Stored items from a collection:
## Begin
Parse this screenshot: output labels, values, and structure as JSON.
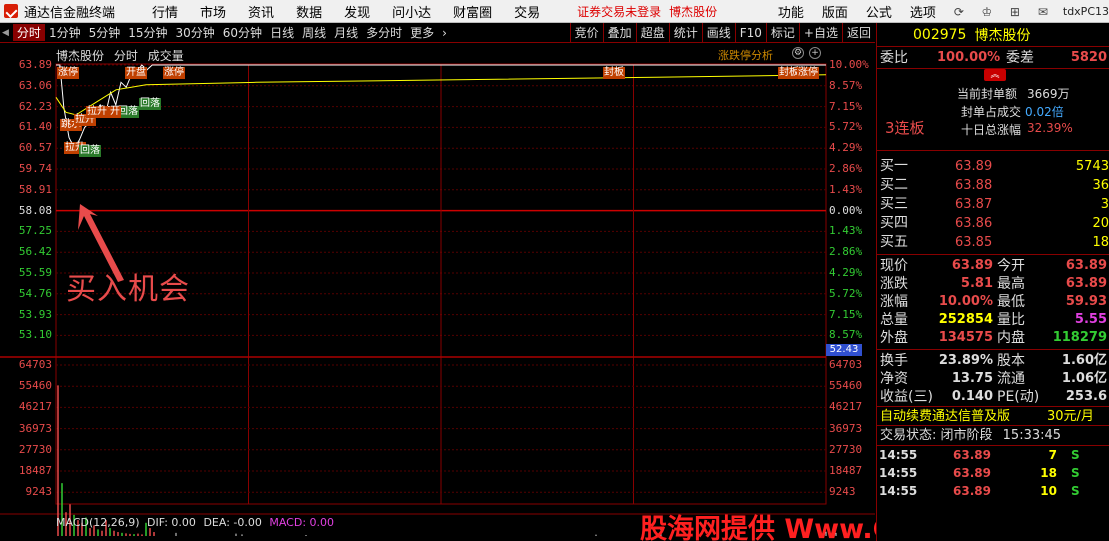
{
  "app": {
    "title": "通达信金融终端",
    "menu": [
      "行情",
      "市场",
      "资讯",
      "数据",
      "发现",
      "问小达",
      "财富圈",
      "交易"
    ],
    "notice": "证券交易未登录",
    "notice_stock": "博杰股份",
    "right_menu": [
      "功能",
      "版面",
      "公式",
      "选项"
    ],
    "machine": "tdxPC13"
  },
  "periods": [
    "分时",
    "1分钟",
    "5分钟",
    "15分钟",
    "30分钟",
    "60分钟",
    "日线",
    "周线",
    "月线",
    "多分时",
    "更多"
  ],
  "tools": [
    "竞价",
    "叠加",
    "超盘",
    "统计",
    "画线",
    "F10",
    "标记",
    "+自选",
    "返回"
  ],
  "chart": {
    "stock_name": "博杰股份",
    "type_label": "分时",
    "volume_label": "成交量",
    "analysis_label": "涨跌停分析",
    "price_labels": [
      "63.89",
      "63.06",
      "62.23",
      "61.40",
      "60.57",
      "59.74",
      "58.91",
      "58.08",
      "57.25",
      "56.42",
      "55.59",
      "54.76",
      "53.93",
      "53.10"
    ],
    "pct_labels": [
      "10.00%",
      "8.57%",
      "7.15%",
      "5.72%",
      "4.29%",
      "2.86%",
      "1.43%",
      "0.00%",
      "1.43%",
      "2.86%",
      "4.29%",
      "5.72%",
      "7.15%",
      "8.57%"
    ],
    "volume_labels": [
      "64703",
      "55460",
      "46217",
      "36973",
      "27730",
      "18487",
      "9243"
    ],
    "current_price_badge": "52.43",
    "buy_annotation": "买入机会",
    "tags": [
      "涨停",
      "跳水",
      "拉升",
      "拉升",
      "回落",
      "回落",
      "回落",
      "打开",
      "开盘",
      "涨停",
      "封板",
      "封板",
      "涨停",
      "拉升"
    ],
    "macd_label": "MACD(12,26,9)",
    "macd_dif": "DIF: 0.00",
    "macd_dea": "DEA: -0.00",
    "macd_val": "MACD: 0.00",
    "watermark": "股海网提供 Www.Guhai.Com.Cn",
    "intraday": {
      "prev_close": 58.08,
      "limit_up": 63.89,
      "avg_end": 63.5,
      "volume_peak": 55460
    }
  },
  "quote": {
    "code": "002975",
    "name": "博杰股份",
    "weibi_label": "委比",
    "weibi_value": "100.00%",
    "weicha_label": "委差",
    "weicha_value": "5820",
    "seal_label": "当前封单额",
    "seal_value": "3669万",
    "seal_ratio_label": "封单占成交",
    "seal_ratio_value": "0.02倍",
    "tenday_label": "十日总涨幅",
    "tenday_value": "32.39%",
    "lianban": "3连板",
    "orders": [
      {
        "label": "买一",
        "price": "63.89",
        "vol": "5743"
      },
      {
        "label": "买二",
        "price": "63.88",
        "vol": "36"
      },
      {
        "label": "买三",
        "price": "63.87",
        "vol": "3"
      },
      {
        "label": "买四",
        "price": "63.86",
        "vol": "20"
      },
      {
        "label": "买五",
        "price": "63.85",
        "vol": "18"
      }
    ],
    "stats": [
      {
        "l1": "现价",
        "v1": "63.89",
        "l2": "今开",
        "v2": "63.89"
      },
      {
        "l1": "涨跌",
        "v1": "5.81",
        "l2": "最高",
        "v2": "63.89"
      },
      {
        "l1": "涨幅",
        "v1": "10.00%",
        "l2": "最低",
        "v2": "59.93"
      },
      {
        "l1": "总量",
        "v1": "252854",
        "l2": "量比",
        "v2": "5.55"
      },
      {
        "l1": "外盘",
        "v1": "134575",
        "l2": "内盘",
        "v2": "118279"
      }
    ],
    "stats2": [
      {
        "l1": "换手",
        "v1": "23.89%",
        "l2": "股本",
        "v2": "1.60亿"
      },
      {
        "l1": "净资",
        "v1": "13.75",
        "l2": "流通",
        "v2": "1.06亿"
      },
      {
        "l1": "收益(三)",
        "v1": "0.140",
        "l2": "PE(动)",
        "v2": "253.6"
      }
    ],
    "ad_text": "自动续费通达信普及版",
    "ad_price": "30元/月",
    "status_label": "交易状态: 闭市阶段",
    "status_time": "15:33:45",
    "ticks": [
      {
        "time": "14:55",
        "price": "63.89",
        "vol": "7",
        "side": "S"
      },
      {
        "time": "14:55",
        "price": "63.89",
        "vol": "18",
        "side": "S"
      },
      {
        "time": "14:55",
        "price": "63.89",
        "vol": "10",
        "side": "S"
      }
    ]
  },
  "colors": {
    "up": "#e84b4b",
    "down": "#33cc33",
    "grid": "#880000",
    "accent": "#ffff00"
  }
}
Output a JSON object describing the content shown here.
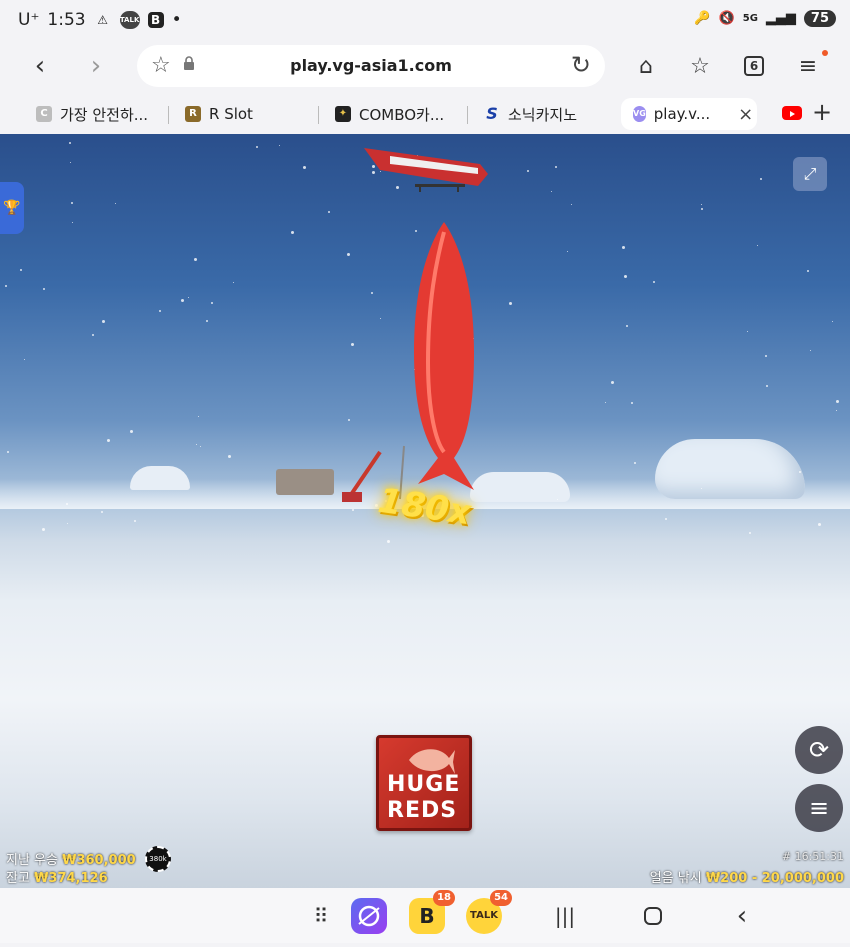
{
  "status": {
    "carrier": "U⁺",
    "time": "1:53",
    "network": "5G",
    "battery": "75"
  },
  "browser": {
    "url": "play.vg-asia1.com",
    "tab_count": "6",
    "tabs": [
      {
        "fav": "C",
        "label": "가장 안전하...",
        "color": "#bdbdbd"
      },
      {
        "fav": "R",
        "label": "R Slot",
        "color": "#8a6a2a"
      },
      {
        "fav": "✦",
        "label": "COMBO카...",
        "color": "#222222"
      },
      {
        "fav": "S",
        "label": "소닉카지노",
        "color": "#1a3fa8"
      },
      {
        "fav": "VG",
        "label": "play.v...",
        "color": "#9b8ef0"
      }
    ]
  },
  "game": {
    "multiplier": "180x",
    "logo_line1": "HUGE",
    "logo_line2": "REDS",
    "last_win_label": "지난 우승",
    "last_win_value": "₩360,000",
    "chip_label": "380k",
    "balance_label": "잔고",
    "balance_value": "₩374,126",
    "timestamp": "# 16:51:31",
    "game_name": "얼음 낚시",
    "bet_range": "₩200 - 20,000,000"
  },
  "bottom_nav": {
    "b_badge": "18",
    "talk_badge": "54",
    "talk_label": "TALK"
  }
}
## End
Your goal: Repeat the material above verbatim. Leave the pictures behind.

In response:
Parse this screenshot: output labels, values, and structure as JSON.
{
  "app": {
    "title": "通达信金融终端",
    "menu": [
      "行情",
      "市场",
      "资讯",
      "数据",
      "发现",
      "问小达",
      "财富圈",
      "交易"
    ],
    "notice": "证券交易未登录",
    "notice_stock": "博杰股份",
    "right_menu": [
      "功能",
      "版面",
      "公式",
      "选项"
    ],
    "machine": "tdxPC13"
  },
  "periods": [
    "分时",
    "1分钟",
    "5分钟",
    "15分钟",
    "30分钟",
    "60分钟",
    "日线",
    "周线",
    "月线",
    "多分时",
    "更多"
  ],
  "tools": [
    "竞价",
    "叠加",
    "超盘",
    "统计",
    "画线",
    "F10",
    "标记",
    "+自选",
    "返回"
  ],
  "chart": {
    "stock_name": "博杰股份",
    "type_label": "分时",
    "volume_label": "成交量",
    "analysis_label": "涨跌停分析",
    "price_labels": [
      "63.89",
      "63.06",
      "62.23",
      "61.40",
      "60.57",
      "59.74",
      "58.91",
      "58.08",
      "57.25",
      "56.42",
      "55.59",
      "54.76",
      "53.93",
      "53.10"
    ],
    "pct_labels": [
      "10.00%",
      "8.57%",
      "7.15%",
      "5.72%",
      "4.29%",
      "2.86%",
      "1.43%",
      "0.00%",
      "1.43%",
      "2.86%",
      "4.29%",
      "5.72%",
      "7.15%",
      "8.57%"
    ],
    "volume_labels": [
      "64703",
      "55460",
      "46217",
      "36973",
      "27730",
      "18487",
      "9243"
    ],
    "current_price_badge": "52.43",
    "buy_annotation": "买入机会",
    "tags": [
      "涨停",
      "跳水",
      "拉升",
      "拉升",
      "回落",
      "回落",
      "回落",
      "打开",
      "开盘",
      "涨停",
      "封板",
      "封板",
      "涨停",
      "拉升"
    ],
    "macd_label": "MACD(12,26,9)",
    "macd_dif": "DIF: 0.00",
    "macd_dea": "DEA: -0.00",
    "macd_val": "MACD: 0.00",
    "watermark": "股海网提供 Www.Guhai.Com.Cn",
    "intraday": {
      "prev_close": 58.08,
      "limit_up": 63.89,
      "avg_end": 63.5,
      "volume_peak": 55460
    }
  },
  "quote": {
    "code": "002975",
    "name": "博杰股份",
    "weibi_label": "委比",
    "weibi_value": "100.00%",
    "weicha_label": "委差",
    "weicha_value": "5820",
    "seal_label": "当前封单额",
    "seal_value": "3669万",
    "seal_ratio_label": "封单占成交",
    "seal_ratio_value": "0.02倍",
    "tenday_label": "十日总涨幅",
    "tenday_value": "32.39%",
    "lianban": "3连板",
    "orders": [
      {
        "label": "买一",
        "price": "63.89",
        "vol": "5743"
      },
      {
        "label": "买二",
        "price": "63.88",
        "vol": "36"
      },
      {
        "label": "买三",
        "price": "63.87",
        "vol": "3"
      },
      {
        "label": "买四",
        "price": "63.86",
        "vol": "20"
      },
      {
        "label": "买五",
        "price": "63.85",
        "vol": "18"
      }
    ],
    "stats": [
      {
        "l1": "现价",
        "v1": "63.89",
        "l2": "今开",
        "v2": "63.89"
      },
      {
        "l1": "涨跌",
        "v1": "5.81",
        "l2": "最高",
        "v2": "63.89"
      },
      {
        "l1": "涨幅",
        "v1": "10.00%",
        "l2": "最低",
        "v2": "59.93"
      },
      {
        "l1": "总量",
        "v1": "252854",
        "l2": "量比",
        "v2": "5.55"
      },
      {
        "l1": "外盘",
        "v1": "134575",
        "l2": "内盘",
        "v2": "118279"
      }
    ],
    "stats2": [
      {
        "l1": "换手",
        "v1": "23.89%",
        "l2": "股本",
        "v2": "1.60亿"
      },
      {
        "l1": "净资",
        "v1": "13.75",
        "l2": "流通",
        "v2": "1.06亿"
      },
      {
        "l1": "收益(三)",
        "v1": "0.140",
        "l2": "PE(动)",
        "v2": "253.6"
      }
    ],
    "ad_text": "自动续费通达信普及版",
    "ad_price": "30元/月",
    "status_label": "交易状态: 闭市阶段",
    "status_time": "15:33:45",
    "ticks": [
      {
        "time": "14:55",
        "price": "63.89",
        "vol": "7",
        "side": "S"
      },
      {
        "time": "14:55",
        "price": "63.89",
        "vol": "18",
        "side": "S"
      },
      {
        "time": "14:55",
        "price": "63.89",
        "vol": "10",
        "side": "S"
      }
    ]
  },
  "colors": {
    "up": "#e84b4b",
    "down": "#33cc33",
    "grid": "#880000",
    "accent": "#ffff00"
  }
}
Output a JSON object describing the content shown here.
{
  "status": {
    "carrier": "U⁺",
    "time": "1:53",
    "network": "5G",
    "battery": "75"
  },
  "browser": {
    "url": "play.vg-asia1.com",
    "tab_count": "6",
    "tabs": [
      {
        "fav": "C",
        "label": "가장 안전하...",
        "color": "#bdbdbd"
      },
      {
        "fav": "R",
        "label": "R Slot",
        "color": "#8a6a2a"
      },
      {
        "fav": "✦",
        "label": "COMBO카...",
        "color": "#222222"
      },
      {
        "fav": "S",
        "label": "소닉카지노",
        "color": "#1a3fa8"
      },
      {
        "fav": "VG",
        "label": "play.v...",
        "color": "#9b8ef0"
      }
    ]
  },
  "game": {
    "multiplier": "180x",
    "logo_line1": "HUGE",
    "logo_line2": "REDS",
    "last_win_label": "지난 우승",
    "last_win_value": "₩360,000",
    "chip_label": "380k",
    "balance_label": "잔고",
    "balance_value": "₩374,126",
    "timestamp": "# 16:51:31",
    "game_name": "얼음 낚시",
    "bet_range": "₩200 - 20,000,000"
  },
  "bottom_nav": {
    "b_badge": "18",
    "talk_badge": "54",
    "talk_label": "TALK"
  }
}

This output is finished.